◆ SUPPLIED MATERIAL:
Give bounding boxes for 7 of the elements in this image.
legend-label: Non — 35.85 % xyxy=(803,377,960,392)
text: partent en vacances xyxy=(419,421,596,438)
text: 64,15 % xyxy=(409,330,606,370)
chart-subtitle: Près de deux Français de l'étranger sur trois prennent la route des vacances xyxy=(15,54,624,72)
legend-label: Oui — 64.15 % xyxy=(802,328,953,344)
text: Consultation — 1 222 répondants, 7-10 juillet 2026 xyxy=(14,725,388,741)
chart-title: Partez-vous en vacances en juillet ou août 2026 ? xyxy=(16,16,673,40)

◆ WHAT THE TASK REQUIRES: Reproduce verbatim the stretch of the material from its first line through the line that contains "text: 64,15 % xyxy=(409,330,606,370)", with both ends included.

◆ SOLUTION TO THIS PROBLEM:
Give bounding boxes for 7 of the elements in this image.
legend-label: Non — 35.85 % xyxy=(803,377,960,392)
text: partent en vacances xyxy=(419,421,596,438)
text: 64,15 % xyxy=(409,330,606,370)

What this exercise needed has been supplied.